SUPPLIED RECORDS start

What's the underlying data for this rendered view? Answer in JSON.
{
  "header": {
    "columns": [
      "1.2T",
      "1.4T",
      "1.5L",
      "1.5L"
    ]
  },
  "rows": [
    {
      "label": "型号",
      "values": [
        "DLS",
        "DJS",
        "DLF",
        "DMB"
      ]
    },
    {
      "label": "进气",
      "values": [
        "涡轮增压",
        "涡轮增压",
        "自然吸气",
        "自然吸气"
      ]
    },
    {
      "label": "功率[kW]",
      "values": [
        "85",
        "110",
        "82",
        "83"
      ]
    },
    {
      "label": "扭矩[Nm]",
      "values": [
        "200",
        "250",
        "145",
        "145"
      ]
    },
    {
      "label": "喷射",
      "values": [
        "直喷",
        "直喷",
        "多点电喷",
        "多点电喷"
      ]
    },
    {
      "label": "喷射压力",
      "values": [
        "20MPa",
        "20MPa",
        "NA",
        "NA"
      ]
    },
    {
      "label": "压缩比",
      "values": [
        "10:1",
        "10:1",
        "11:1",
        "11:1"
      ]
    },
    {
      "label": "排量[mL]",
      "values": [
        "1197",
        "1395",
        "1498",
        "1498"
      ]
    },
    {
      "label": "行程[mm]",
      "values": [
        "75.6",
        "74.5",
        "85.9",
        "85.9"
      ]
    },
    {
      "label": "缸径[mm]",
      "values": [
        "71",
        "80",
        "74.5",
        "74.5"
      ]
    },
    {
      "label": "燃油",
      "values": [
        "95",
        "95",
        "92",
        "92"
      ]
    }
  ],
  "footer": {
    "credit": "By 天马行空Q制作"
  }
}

SUPPLIED RECORDS end

Please set down the whole listing above without altering a single line.

=== CORRECT OUTPUT ===
What's the underlying data for this rendered view? Answer in JSON.
{
  "header": {
    "columns": [
      "1.2T",
      "1.4T",
      "1.5L",
      "1.5L"
    ]
  },
  "rows": [
    {
      "label": "型号",
      "values": [
        "DLS",
        "DJS",
        "DLF",
        "DMB"
      ]
    },
    {
      "label": "进气",
      "values": [
        "涡轮增压",
        "涡轮增压",
        "自然吸气",
        "自然吸气"
      ]
    },
    {
      "label": "功率[kW]",
      "values": [
        "85",
        "110",
        "82",
        "83"
      ]
    },
    {
      "label": "扭矩[Nm]",
      "values": [
        "200",
        "250",
        "145",
        "145"
      ]
    },
    {
      "label": "喷射",
      "values": [
        "直喷",
        "直喷",
        "多点电喷",
        "多点电喷"
      ]
    },
    {
      "label": "喷射压力",
      "values": [
        "20MPa",
        "20MPa",
        "NA",
        "NA"
      ]
    },
    {
      "label": "压缩比",
      "values": [
        "10:1",
        "10:1",
        "11:1",
        "11:1"
      ]
    },
    {
      "label": "排量[mL]",
      "values": [
        "1197",
        "1395",
        "1498",
        "1498"
      ]
    },
    {
      "label": "行程[mm]",
      "values": [
        "75.6",
        "74.5",
        "85.9",
        "85.9"
      ]
    },
    {
      "label": "缸径[mm]",
      "values": [
        "71",
        "80",
        "74.5",
        "74.5"
      ]
    },
    {
      "label": "燃油",
      "values": [
        "95",
        "95",
        "92",
        "92"
      ]
    }
  ],
  "footer": {
    "credit": "By 天马行空Q制作"
  }
}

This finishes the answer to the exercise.